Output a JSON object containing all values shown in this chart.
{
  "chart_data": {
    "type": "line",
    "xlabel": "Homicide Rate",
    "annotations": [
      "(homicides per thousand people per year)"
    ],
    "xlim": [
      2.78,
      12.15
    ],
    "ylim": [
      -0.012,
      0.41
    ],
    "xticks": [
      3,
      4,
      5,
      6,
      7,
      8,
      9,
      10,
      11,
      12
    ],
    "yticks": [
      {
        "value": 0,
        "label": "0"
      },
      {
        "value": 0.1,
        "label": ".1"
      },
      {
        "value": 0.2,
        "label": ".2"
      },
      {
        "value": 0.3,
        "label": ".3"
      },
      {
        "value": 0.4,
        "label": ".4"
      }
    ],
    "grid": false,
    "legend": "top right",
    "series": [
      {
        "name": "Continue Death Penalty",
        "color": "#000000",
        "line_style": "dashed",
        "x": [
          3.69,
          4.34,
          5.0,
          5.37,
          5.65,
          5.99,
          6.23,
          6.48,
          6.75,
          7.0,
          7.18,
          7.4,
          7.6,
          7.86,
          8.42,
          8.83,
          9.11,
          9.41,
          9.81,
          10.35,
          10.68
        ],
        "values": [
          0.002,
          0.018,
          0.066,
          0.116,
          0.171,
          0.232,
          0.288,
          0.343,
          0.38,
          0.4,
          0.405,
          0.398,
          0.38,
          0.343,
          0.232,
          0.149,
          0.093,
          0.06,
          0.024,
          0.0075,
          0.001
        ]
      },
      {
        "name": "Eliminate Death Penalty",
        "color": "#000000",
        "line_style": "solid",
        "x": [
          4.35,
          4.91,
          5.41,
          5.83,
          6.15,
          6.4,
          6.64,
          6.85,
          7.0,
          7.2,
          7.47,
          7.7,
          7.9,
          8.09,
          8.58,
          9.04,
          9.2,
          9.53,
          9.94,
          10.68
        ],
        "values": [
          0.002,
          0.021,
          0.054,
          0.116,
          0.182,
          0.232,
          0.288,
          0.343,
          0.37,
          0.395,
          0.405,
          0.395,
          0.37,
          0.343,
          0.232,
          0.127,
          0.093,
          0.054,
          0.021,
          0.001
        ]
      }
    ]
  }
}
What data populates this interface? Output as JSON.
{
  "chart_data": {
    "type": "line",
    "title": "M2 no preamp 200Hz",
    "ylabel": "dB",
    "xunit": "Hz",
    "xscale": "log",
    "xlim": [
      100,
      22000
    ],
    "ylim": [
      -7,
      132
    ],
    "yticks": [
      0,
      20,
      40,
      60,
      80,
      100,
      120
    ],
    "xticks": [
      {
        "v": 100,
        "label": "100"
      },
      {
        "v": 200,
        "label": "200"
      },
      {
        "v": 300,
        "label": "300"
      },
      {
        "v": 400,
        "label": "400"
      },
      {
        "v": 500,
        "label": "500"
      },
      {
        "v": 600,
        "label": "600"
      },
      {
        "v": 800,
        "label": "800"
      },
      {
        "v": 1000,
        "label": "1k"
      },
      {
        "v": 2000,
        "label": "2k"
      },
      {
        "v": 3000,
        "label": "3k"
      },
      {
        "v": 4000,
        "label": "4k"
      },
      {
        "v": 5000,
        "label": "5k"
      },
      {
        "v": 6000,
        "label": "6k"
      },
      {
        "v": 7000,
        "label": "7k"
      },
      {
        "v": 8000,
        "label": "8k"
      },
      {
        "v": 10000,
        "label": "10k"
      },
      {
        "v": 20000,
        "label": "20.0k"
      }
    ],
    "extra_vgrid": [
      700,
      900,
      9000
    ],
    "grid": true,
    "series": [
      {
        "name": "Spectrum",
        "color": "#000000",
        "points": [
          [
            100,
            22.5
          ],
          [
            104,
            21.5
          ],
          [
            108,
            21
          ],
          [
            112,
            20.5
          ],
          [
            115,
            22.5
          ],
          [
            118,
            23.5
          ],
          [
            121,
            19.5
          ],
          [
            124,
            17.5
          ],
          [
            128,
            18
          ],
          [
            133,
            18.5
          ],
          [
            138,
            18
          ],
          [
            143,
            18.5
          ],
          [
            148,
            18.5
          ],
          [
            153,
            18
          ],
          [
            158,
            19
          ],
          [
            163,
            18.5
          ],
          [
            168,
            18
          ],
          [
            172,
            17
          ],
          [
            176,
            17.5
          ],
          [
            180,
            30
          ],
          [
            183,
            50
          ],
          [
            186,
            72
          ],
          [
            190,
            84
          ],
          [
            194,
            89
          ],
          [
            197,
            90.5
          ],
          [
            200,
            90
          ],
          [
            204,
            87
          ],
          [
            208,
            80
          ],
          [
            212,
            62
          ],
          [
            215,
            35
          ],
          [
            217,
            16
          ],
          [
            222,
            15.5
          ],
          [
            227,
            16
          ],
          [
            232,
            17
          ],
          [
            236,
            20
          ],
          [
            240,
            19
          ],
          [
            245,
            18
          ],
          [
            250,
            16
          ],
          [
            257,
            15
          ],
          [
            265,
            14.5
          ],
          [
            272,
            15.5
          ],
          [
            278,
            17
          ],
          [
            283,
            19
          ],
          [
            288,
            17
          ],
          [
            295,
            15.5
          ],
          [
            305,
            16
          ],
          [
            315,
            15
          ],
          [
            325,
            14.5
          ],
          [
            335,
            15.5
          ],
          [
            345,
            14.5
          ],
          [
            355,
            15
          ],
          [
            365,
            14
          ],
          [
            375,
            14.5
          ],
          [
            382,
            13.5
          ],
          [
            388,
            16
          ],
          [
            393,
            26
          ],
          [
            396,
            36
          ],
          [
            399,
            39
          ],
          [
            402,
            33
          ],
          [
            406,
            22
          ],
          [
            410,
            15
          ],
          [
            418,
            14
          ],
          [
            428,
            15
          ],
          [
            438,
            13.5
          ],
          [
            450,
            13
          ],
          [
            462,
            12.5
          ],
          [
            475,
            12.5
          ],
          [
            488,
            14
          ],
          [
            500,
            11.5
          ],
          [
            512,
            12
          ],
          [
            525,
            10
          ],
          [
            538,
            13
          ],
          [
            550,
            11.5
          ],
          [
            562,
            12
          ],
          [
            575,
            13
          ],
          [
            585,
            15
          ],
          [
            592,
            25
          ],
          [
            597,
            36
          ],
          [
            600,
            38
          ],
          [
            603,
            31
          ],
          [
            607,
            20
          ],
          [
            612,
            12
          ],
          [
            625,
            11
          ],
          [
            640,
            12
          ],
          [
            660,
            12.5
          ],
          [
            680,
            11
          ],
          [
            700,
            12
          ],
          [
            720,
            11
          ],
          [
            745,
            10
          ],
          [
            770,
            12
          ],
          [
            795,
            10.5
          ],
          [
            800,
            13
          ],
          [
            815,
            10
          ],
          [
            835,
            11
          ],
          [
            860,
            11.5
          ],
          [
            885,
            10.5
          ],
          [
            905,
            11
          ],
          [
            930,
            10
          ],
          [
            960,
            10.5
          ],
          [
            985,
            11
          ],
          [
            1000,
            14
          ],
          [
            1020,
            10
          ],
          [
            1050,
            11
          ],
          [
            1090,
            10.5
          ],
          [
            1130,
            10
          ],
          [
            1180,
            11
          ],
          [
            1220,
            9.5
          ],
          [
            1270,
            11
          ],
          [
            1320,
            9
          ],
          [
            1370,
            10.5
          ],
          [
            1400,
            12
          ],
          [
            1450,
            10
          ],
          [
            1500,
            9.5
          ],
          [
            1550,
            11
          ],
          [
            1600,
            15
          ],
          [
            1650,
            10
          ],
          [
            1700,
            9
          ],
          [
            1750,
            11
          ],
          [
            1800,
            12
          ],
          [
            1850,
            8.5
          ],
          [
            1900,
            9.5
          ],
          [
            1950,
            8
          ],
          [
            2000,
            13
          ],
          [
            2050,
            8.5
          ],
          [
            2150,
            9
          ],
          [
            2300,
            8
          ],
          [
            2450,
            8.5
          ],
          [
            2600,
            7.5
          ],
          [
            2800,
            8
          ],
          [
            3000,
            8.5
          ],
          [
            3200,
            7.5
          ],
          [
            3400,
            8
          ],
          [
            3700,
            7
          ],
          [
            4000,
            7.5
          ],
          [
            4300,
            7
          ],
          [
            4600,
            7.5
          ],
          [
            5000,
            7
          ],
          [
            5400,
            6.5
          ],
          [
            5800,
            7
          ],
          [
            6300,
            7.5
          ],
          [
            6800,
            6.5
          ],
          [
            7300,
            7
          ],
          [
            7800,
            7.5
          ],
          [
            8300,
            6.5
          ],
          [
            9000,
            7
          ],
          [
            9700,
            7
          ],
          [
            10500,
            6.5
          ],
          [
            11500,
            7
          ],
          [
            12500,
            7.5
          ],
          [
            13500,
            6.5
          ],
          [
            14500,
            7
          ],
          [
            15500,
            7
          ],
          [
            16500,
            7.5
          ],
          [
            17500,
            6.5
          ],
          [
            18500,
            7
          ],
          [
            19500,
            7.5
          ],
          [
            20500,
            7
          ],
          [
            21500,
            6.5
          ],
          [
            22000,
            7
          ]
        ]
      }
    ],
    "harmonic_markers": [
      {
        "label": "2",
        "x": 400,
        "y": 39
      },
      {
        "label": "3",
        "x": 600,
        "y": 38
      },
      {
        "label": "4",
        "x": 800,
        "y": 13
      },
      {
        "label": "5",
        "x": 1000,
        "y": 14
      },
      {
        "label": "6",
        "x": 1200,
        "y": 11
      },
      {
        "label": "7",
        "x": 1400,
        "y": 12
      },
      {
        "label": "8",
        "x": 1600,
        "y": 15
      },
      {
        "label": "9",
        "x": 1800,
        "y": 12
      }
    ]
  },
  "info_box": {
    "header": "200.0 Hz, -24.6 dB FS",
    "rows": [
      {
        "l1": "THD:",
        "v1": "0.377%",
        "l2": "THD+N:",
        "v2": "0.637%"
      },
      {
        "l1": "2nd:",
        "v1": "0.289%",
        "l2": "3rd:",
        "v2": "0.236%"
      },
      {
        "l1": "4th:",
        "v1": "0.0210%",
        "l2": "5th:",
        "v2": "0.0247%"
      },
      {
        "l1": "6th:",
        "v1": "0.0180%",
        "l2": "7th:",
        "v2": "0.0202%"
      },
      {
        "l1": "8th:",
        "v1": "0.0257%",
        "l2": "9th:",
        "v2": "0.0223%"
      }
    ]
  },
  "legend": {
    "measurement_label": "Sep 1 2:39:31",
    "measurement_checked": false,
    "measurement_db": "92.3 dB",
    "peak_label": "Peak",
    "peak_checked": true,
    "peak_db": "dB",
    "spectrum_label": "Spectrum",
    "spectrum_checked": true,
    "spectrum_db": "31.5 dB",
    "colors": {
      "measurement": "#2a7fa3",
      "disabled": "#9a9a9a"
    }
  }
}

++++++++++++++++++++

*PROBLEM*: Copy every line from the entries that contains the word "false".

*COMPLETE OUTPUT*:
    "grid": false,
    "measurement_checked": false,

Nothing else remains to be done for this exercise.